- AIM OF THE TASK -
From the entries below, gather every line containing the string "name".

- EXCERPTED DATA -

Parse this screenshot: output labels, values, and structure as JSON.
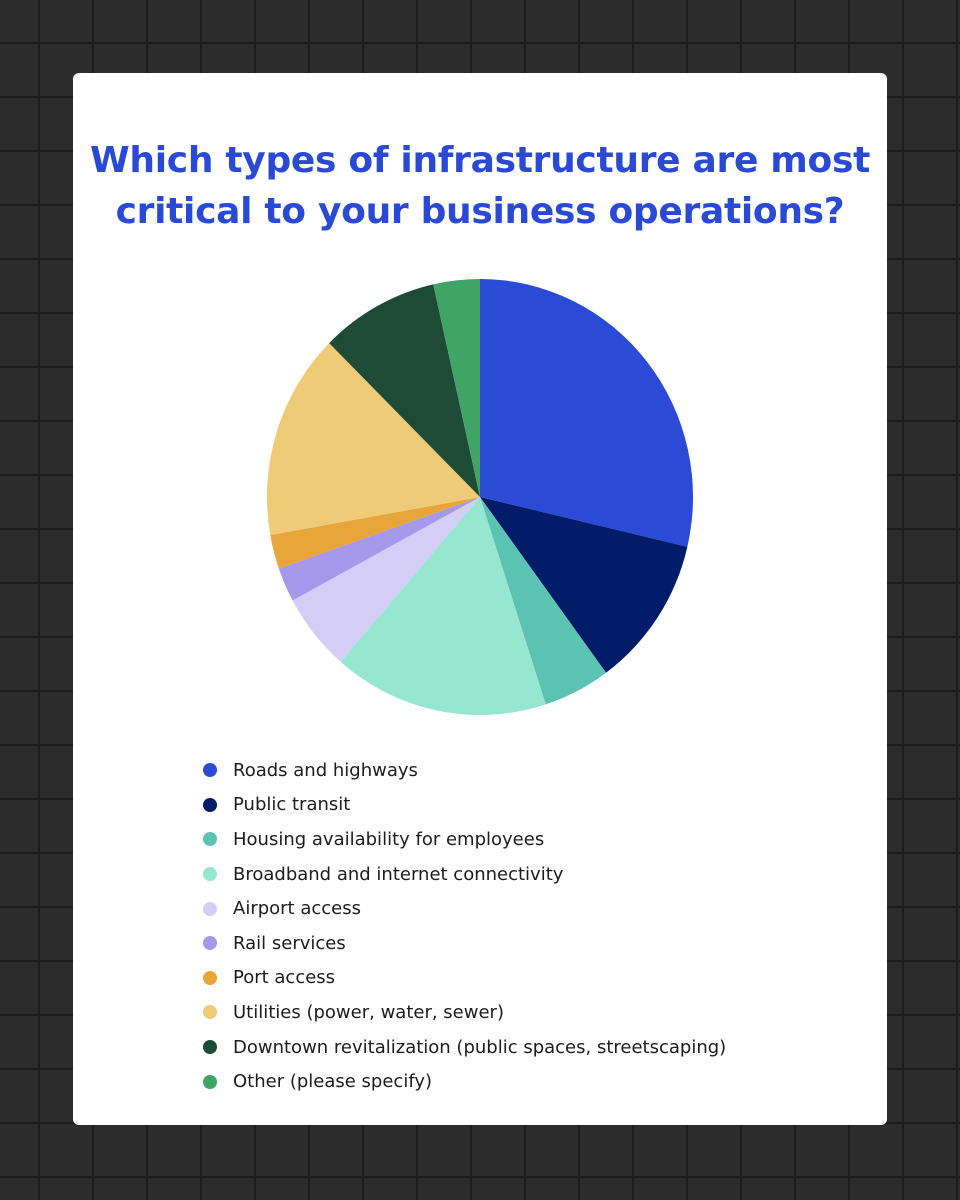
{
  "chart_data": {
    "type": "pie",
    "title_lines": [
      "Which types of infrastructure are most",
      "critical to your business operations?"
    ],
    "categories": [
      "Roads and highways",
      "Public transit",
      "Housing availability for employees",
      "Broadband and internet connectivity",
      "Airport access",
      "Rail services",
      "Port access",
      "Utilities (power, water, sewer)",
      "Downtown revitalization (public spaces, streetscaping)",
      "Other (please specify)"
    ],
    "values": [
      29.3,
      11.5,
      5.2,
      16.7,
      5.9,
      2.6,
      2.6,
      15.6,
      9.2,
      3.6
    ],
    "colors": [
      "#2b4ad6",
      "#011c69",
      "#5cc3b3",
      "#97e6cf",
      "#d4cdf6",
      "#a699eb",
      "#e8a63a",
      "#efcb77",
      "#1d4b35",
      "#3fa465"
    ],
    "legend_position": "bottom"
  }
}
...
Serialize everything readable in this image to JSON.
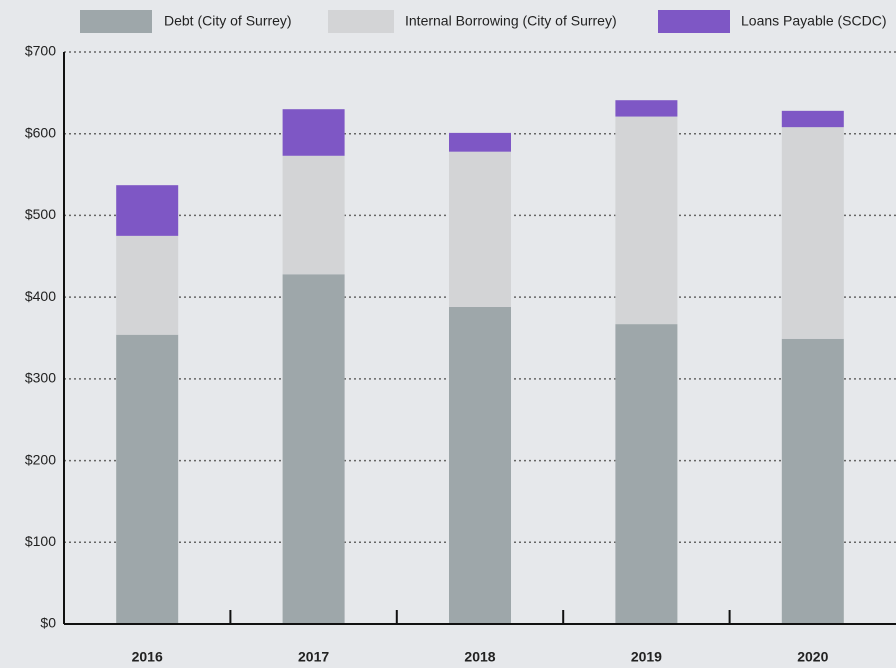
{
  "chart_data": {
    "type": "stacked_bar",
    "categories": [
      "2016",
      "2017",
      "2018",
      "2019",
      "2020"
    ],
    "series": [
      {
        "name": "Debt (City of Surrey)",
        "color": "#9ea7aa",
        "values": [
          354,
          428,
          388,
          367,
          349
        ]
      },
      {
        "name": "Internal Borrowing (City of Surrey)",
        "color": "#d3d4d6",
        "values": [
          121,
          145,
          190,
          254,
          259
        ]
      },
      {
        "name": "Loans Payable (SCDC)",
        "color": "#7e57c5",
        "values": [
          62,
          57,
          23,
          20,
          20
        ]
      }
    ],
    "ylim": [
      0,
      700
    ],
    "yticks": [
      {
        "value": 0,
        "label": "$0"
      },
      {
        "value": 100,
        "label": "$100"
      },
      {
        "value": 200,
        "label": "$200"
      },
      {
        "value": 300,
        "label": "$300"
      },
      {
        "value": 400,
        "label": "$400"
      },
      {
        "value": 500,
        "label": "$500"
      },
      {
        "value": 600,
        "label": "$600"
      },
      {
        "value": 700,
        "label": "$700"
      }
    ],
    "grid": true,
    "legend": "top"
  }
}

- THE RESPONSE -
        "name": "Debt (City of Surrey)",
        "name": "Internal Borrowing (City of Surrey)",
        "name": "Loans Payable (SCDC)",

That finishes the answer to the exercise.